-- Recorded information --
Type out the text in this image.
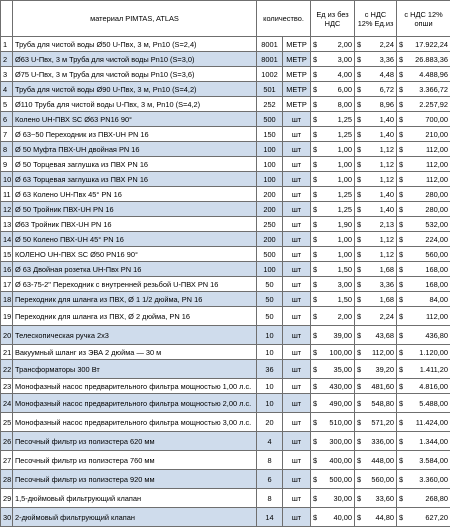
	материал PIMTAS, ATLAS	количество.		Ед из без НДС		с НДС 12% Ед.из		с НДС 12% опши	
1	Труба для чистой воды Ø50 U-Пвх, 3 м, Pn10 (S=2,4)	8001	МЕТР	$	2,00	$	2,24	$	17.922,24
2	Ø63 U-Пвх, 3 м Труба для чистой воды Pn10 (S=3,0)	8001	МЕТР	$	3,00	$	3,36	$	26.883,36
3	Ø75 U-Пвх, 3 м Труба для чистой воды Pn10 (S=3,6)	1002	МЕТР	$	4,00	$	4,48	$	4.488,96
4	Труба для чистой воды Ø90 U-Пвх, 3 м, Pn10 (S=4,2)	501	МЕТР	$	6,00	$	6,72	$	3.366,72
5	Ø110 Труба для чистой воды U-Пвх, 3 м, Pn10 (S=4,2)	252	МЕТР	$	8,00	$	8,96	$	2.257,92
6	Колено UH-ПВХ SC Ø63 PN16 90°	500	шт	$	1,25	$	1,40	$	700,00
7	Ø 63~50 Переходник из ПВХ-UH PN 16	150	шт	$	1,25	$	1,40	$	210,00
8	Ø 50 Муфта ПВХ-UH двойная PN 16	100	шт	$	1,00	$	1,12	$	112,00
9	Ø 50 Торцевая заглушка из ПВХ PN 16	100	шт	$	1,00	$	1,12	$	112,00
10	Ø 63 Торцевая заглушка из ПВХ PN 16	100	шт	$	1,00	$	1,12	$	112,00
11	Ø 63 Колено UH-Пвх 45° PN 16	200	шт	$	1,25	$	1,40	$	280,00
12	Ø 50 Тройник ПВХ-UH PN 16	200	шт	$	1,25	$	1,40	$	280,00
13	Ø63 Тройник ПВХ-UH PN 16	250	шт	$	1,90	$	2,13	$	532,00
14	Ø 50 Колено ПВХ-UH 45° PN 16	200	шт	$	1,00	$	1,12	$	224,00
15	КОЛЕНО UH-ПВХ SC Ø50 PN16 90°	500	шт	$	1,00	$	1,12	$	560,00
16	Ø 63 Двойная розетка UH-Пвх PN 16	100	шт	$	1,50	$	1,68	$	168,00
17	Ø 63-75-2" Переходник с внутренней резьбой U-ПВХ PN 16	50	шт	$	3,00	$	3,36	$	168,00
18	Переходник для шланга из ПВХ, Ø 1 1/2 дюйма, PN 16	50	шт	$	1,50	$	1,68	$	84,00
19	Переходник для шланга из ПВХ, Ø 2 дюйма, PN 16	50	шт	$	2,00	$	2,24	$	112,00
20	Телескопическая ручка 2x3	10	шт	$	39,00	$	43,68	$	436,80
21	Вакуумный шланг из ЭВА 2 дюйма — 30 м	10	шт	$	100,00	$	112,00	$	1.120,00
22	Трансформаторы 300 Вт	36	шт	$	35,00	$	39,20	$	1.411,20
23	Монофазный насос предварительного фильтра мощностью 1,00 л.с.	10	шт	$	430,00	$	481,60	$	4.816,00
24	Монофазный насос предварительного фильтра мощностью 2,00 л.с.	10	шт	$	490,00	$	548,80	$	5.488,00
25	Монофазный насос предварительного фильтра мощностью 3,00 л.с.	20	шт	$	510,00	$	571,20	$	11.424,00
26	Песочный фильтр из полиэстера 620 мм	4	шт	$	300,00	$	336,00	$	1.344,00
27	Песочный фильтр из полиэстера 760 мм	8	шт	$	400,00	$	448,00	$	3.584,00
28	Песочный фильтр из полиэстера 920 мм	6	шт	$	500,00	$	560,00	$	3.360,00
29	1,5-дюймовый фильтрующий клапан	8	шт	$	30,00	$	33,60	$	268,80
30	2-дюймовый фильтрующий клапан	14	шт	$	40,00	$	44,80	$	627,20
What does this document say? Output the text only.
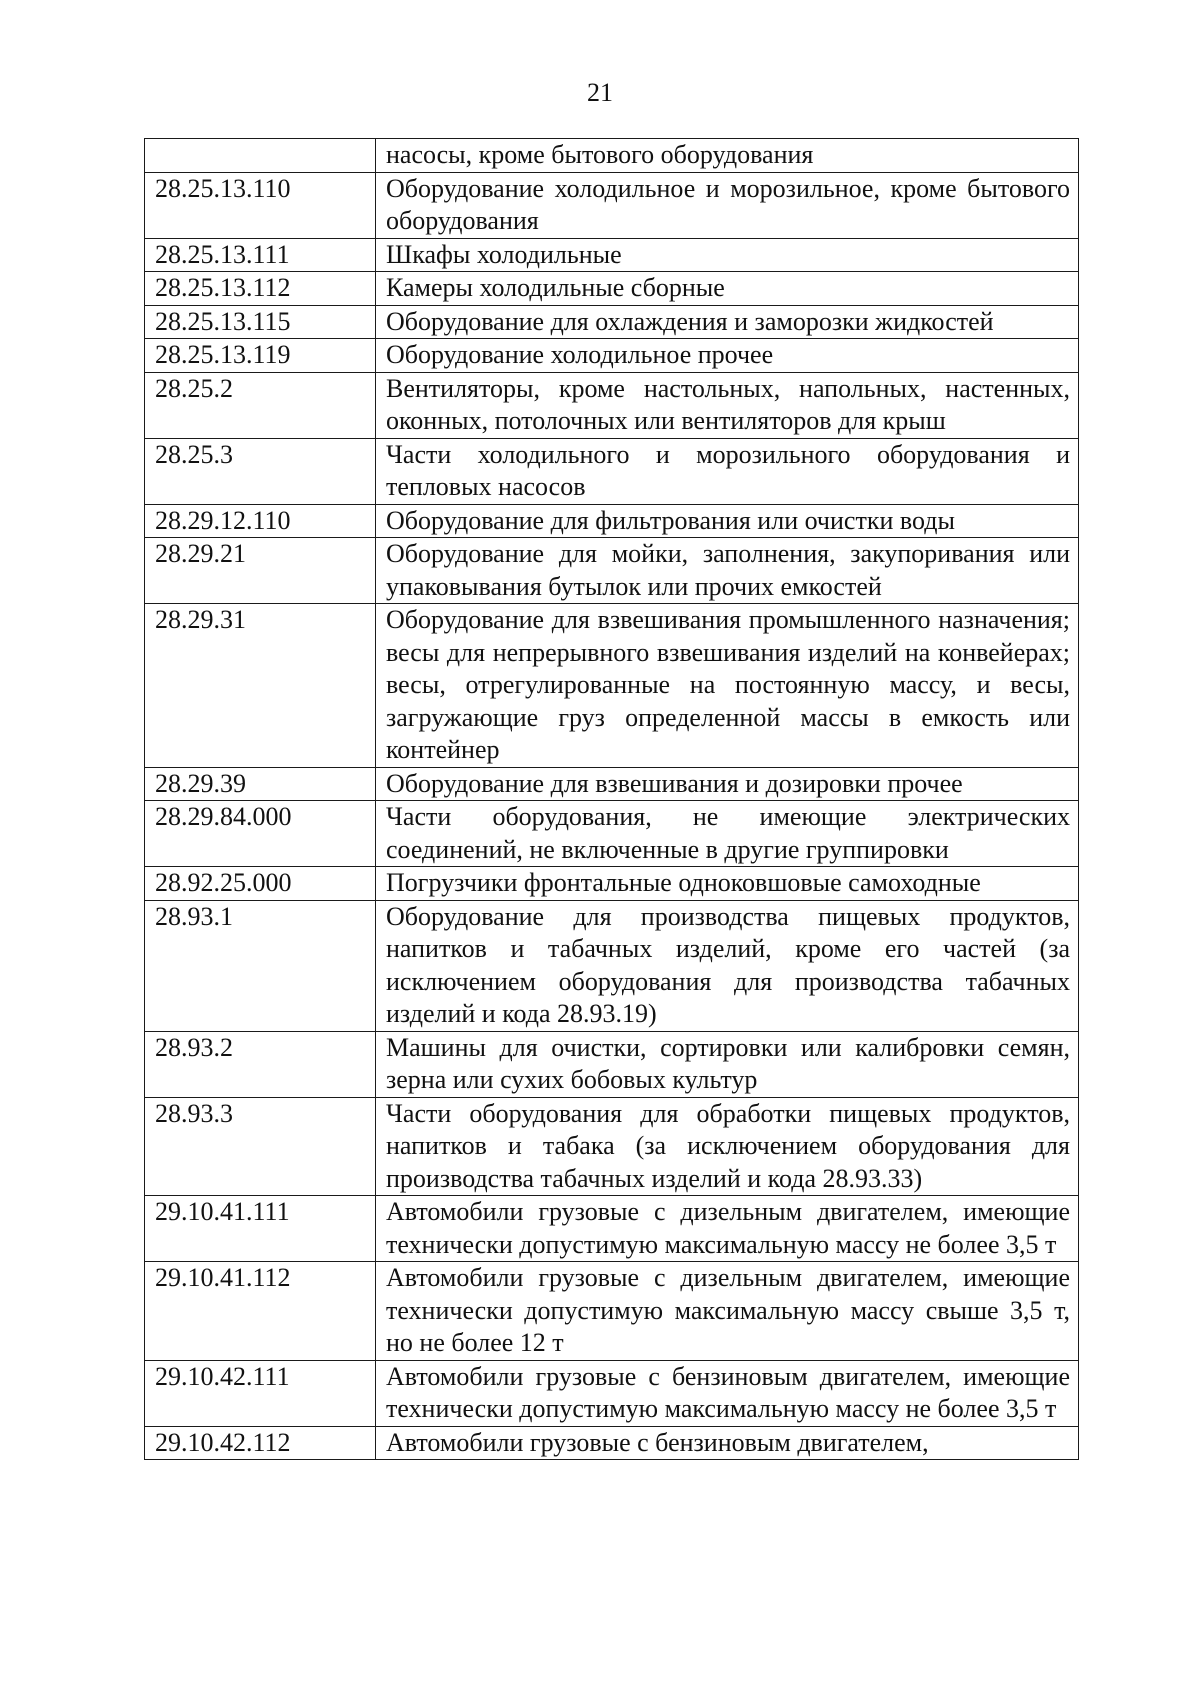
21
	насосы, кроме бытового оборудования
28.25.13.110	Оборудование холодильное и морозильное, кроме бытового оборудования
28.25.13.111	Шкафы холодильные
28.25.13.112	Камеры холодильные сборные
28.25.13.115	Оборудование для охлаждения и заморозки жидкостей
28.25.13.119	Оборудование холодильное прочее
28.25.2	Вентиляторы, кроме настольных, напольных, настенных, оконных, потолочных или вентиляторов для крыш
28.25.3	Части холодильного и морозильного оборудования и тепловых насосов
28.29.12.110	Оборудование для фильтрования или очистки воды
28.29.21	Оборудование для мойки, заполнения, закупоривания или упаковывания бутылок или прочих емкостей
28.29.31	Оборудование для взвешивания промышленного назначения; весы для непрерывного взвешивания изделий на конвейерах; весы, отрегулированные на постоянную массу, и весы, загружающие груз определенной массы в емкость или контейнер
28.29.39	Оборудование для взвешивания и дозировки прочее
28.29.84.000	Части оборудования, не имеющие электрических соединений, не включенные в другие группировки
28.92.25.000	Погрузчики фронтальные одноковшовые самоходные
28.93.1	Оборудование для производства пищевых продуктов, напитков и табачных изделий, кроме его частей (за исключением оборудования для производства табачных изделий и кода 28.93.19)
28.93.2	Машины для очистки, сортировки или калибровки семян, зерна или сухих бобовых культур
28.93.3	Части оборудования для обработки пищевых продуктов, напитков и табака (за исключением оборудования для производства табачных изделий и кода 28.93.33)
29.10.41.111	Автомобили грузовые с дизельным двигателем, имеющие технически допустимую максимальную массу не более 3,5 т
29.10.41.112	Автомобили грузовые с дизельным двигателем, имеющие технически допустимую максимальную массу свыше 3,5 т, но не более 12 т
29.10.42.111	Автомобили грузовые с бензиновым двигателем, имеющие технически допустимую максимальную массу не более 3,5 т
29.10.42.112	Автомобили грузовые с бензиновым двигателем,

-- What to produce --
Pictures are excluded; copy all other data exactly as shown.

-- Solution to this problem --
Type out the text in this image.
	материал PIMTAS, ATLAS	количество.		Ед из без НДС		с НДС 12% Ед.из		с НДС 12% опши	
1	Труба для чистой воды Ø50 U-Пвх, 3 м, Pn10 (S=2,4)	8001	МЕТР	$	2,00	$	2,24	$	17.922,24
2	Ø63 U-Пвх, 3 м Труба для чистой воды Pn10 (S=3,0)	8001	МЕТР	$	3,00	$	3,36	$	26.883,36
3	Ø75 U-Пвх, 3 м Труба для чистой воды Pn10 (S=3,6)	1002	МЕТР	$	4,00	$	4,48	$	4.488,96
4	Труба для чистой воды Ø90 U-Пвх, 3 м, Pn10 (S=4,2)	501	МЕТР	$	6,00	$	6,72	$	3.366,72
5	Ø110 Труба для чистой воды U-Пвх, 3 м, Pn10 (S=4,2)	252	МЕТР	$	8,00	$	8,96	$	2.257,92
6	Колено UH-ПВХ SC Ø63 PN16 90°	500	шт	$	1,25	$	1,40	$	700,00
7	Ø 63~50 Переходник из ПВХ-UH PN 16	150	шт	$	1,25	$	1,40	$	210,00
8	Ø 50 Муфта ПВХ-UH двойная PN 16	100	шт	$	1,00	$	1,12	$	112,00
9	Ø 50 Торцевая заглушка из ПВХ PN 16	100	шт	$	1,00	$	1,12	$	112,00
10	Ø 63 Торцевая заглушка из ПВХ PN 16	100	шт	$	1,00	$	1,12	$	112,00
11	Ø 63 Колено UH-Пвх 45° PN 16	200	шт	$	1,25	$	1,40	$	280,00
12	Ø 50 Тройник ПВХ-UH PN 16	200	шт	$	1,25	$	1,40	$	280,00
13	Ø63 Тройник ПВХ-UH PN 16	250	шт	$	1,90	$	2,13	$	532,00
14	Ø 50 Колено ПВХ-UH 45° PN 16	200	шт	$	1,00	$	1,12	$	224,00
15	КОЛЕНО UH-ПВХ SC Ø50 PN16 90°	500	шт	$	1,00	$	1,12	$	560,00
16	Ø 63 Двойная розетка UH-Пвх PN 16	100	шт	$	1,50	$	1,68	$	168,00
17	Ø 63-75-2" Переходник с внутренней резьбой U-ПВХ PN 16	50	шт	$	3,00	$	3,36	$	168,00
18	Переходник для шланга из ПВХ, Ø 1 1/2 дюйма, PN 16	50	шт	$	1,50	$	1,68	$	84,00
19	Переходник для шланга из ПВХ, Ø 2 дюйма, PN 16	50	шт	$	2,00	$	2,24	$	112,00
20	Телескопическая ручка 2x3	10	шт	$	39,00	$	43,68	$	436,80
21	Вакуумный шланг из ЭВА 2 дюйма — 30 м	10	шт	$	100,00	$	112,00	$	1.120,00
22	Трансформаторы 300 Вт	36	шт	$	35,00	$	39,20	$	1.411,20
23	Монофазный насос предварительного фильтра мощностью 1,00 л.с.	10	шт	$	430,00	$	481,60	$	4.816,00
24	Монофазный насос предварительного фильтра мощностью 2,00 л.с.	10	шт	$	490,00	$	548,80	$	5.488,00
25	Монофазный насос предварительного фильтра мощностью 3,00 л.с.	20	шт	$	510,00	$	571,20	$	11.424,00
26	Песочный фильтр из полиэстера 620 мм	4	шт	$	300,00	$	336,00	$	1.344,00
27	Песочный фильтр из полиэстера 760 мм	8	шт	$	400,00	$	448,00	$	3.584,00
28	Песочный фильтр из полиэстера 920 мм	6	шт	$	500,00	$	560,00	$	3.360,00
29	1,5-дюймовый фильтрующий клапан	8	шт	$	30,00	$	33,60	$	268,80
30	2-дюймовый фильтрующий клапан	14	шт	$	40,00	$	44,80	$	627,20
What does this document say? Output the text only.
21
	насосы, кроме бытового оборудования
28.25.13.110	Оборудование холодильное и морозильное, кроме бытового оборудования
28.25.13.111	Шкафы холодильные
28.25.13.112	Камеры холодильные сборные
28.25.13.115	Оборудование для охлаждения и заморозки жидкостей
28.25.13.119	Оборудование холодильное прочее
28.25.2	Вентиляторы, кроме настольных, напольных, настенных, оконных, потолочных или вентиляторов для крыш
28.25.3	Части холодильного и морозильного оборудования и тепловых насосов
28.29.12.110	Оборудование для фильтрования или очистки воды
28.29.21	Оборудование для мойки, заполнения, закупоривания или упаковывания бутылок или прочих емкостей
28.29.31	Оборудование для взвешивания промышленного назначения; весы для непрерывного взвешивания изделий на конвейерах; весы, отрегулированные на постоянную массу, и весы, загружающие груз определенной массы в емкость или контейнер
28.29.39	Оборудование для взвешивания и дозировки прочее
28.29.84.000	Части оборудования, не имеющие электрических соединений, не включенные в другие группировки
28.92.25.000	Погрузчики фронтальные одноковшовые самоходные
28.93.1	Оборудование для производства пищевых продуктов, напитков и табачных изделий, кроме его частей (за исключением оборудования для производства табачных изделий и кода 28.93.19)
28.93.2	Машины для очистки, сортировки или калибровки семян, зерна или сухих бобовых культур
28.93.3	Части оборудования для обработки пищевых продуктов, напитков и табака (за исключением оборудования для производства табачных изделий и кода 28.93.33)
29.10.41.111	Автомобили грузовые с дизельным двигателем, имеющие технически допустимую максимальную массу не более 3,5 т
29.10.41.112	Автомобили грузовые с дизельным двигателем, имеющие технически допустимую максимальную массу свыше 3,5 т, но не более 12 т
29.10.42.111	Автомобили грузовые с бензиновым двигателем, имеющие технически допустимую максимальную массу не более 3,5 т
29.10.42.112	Автомобили грузовые с бензиновым двигателем,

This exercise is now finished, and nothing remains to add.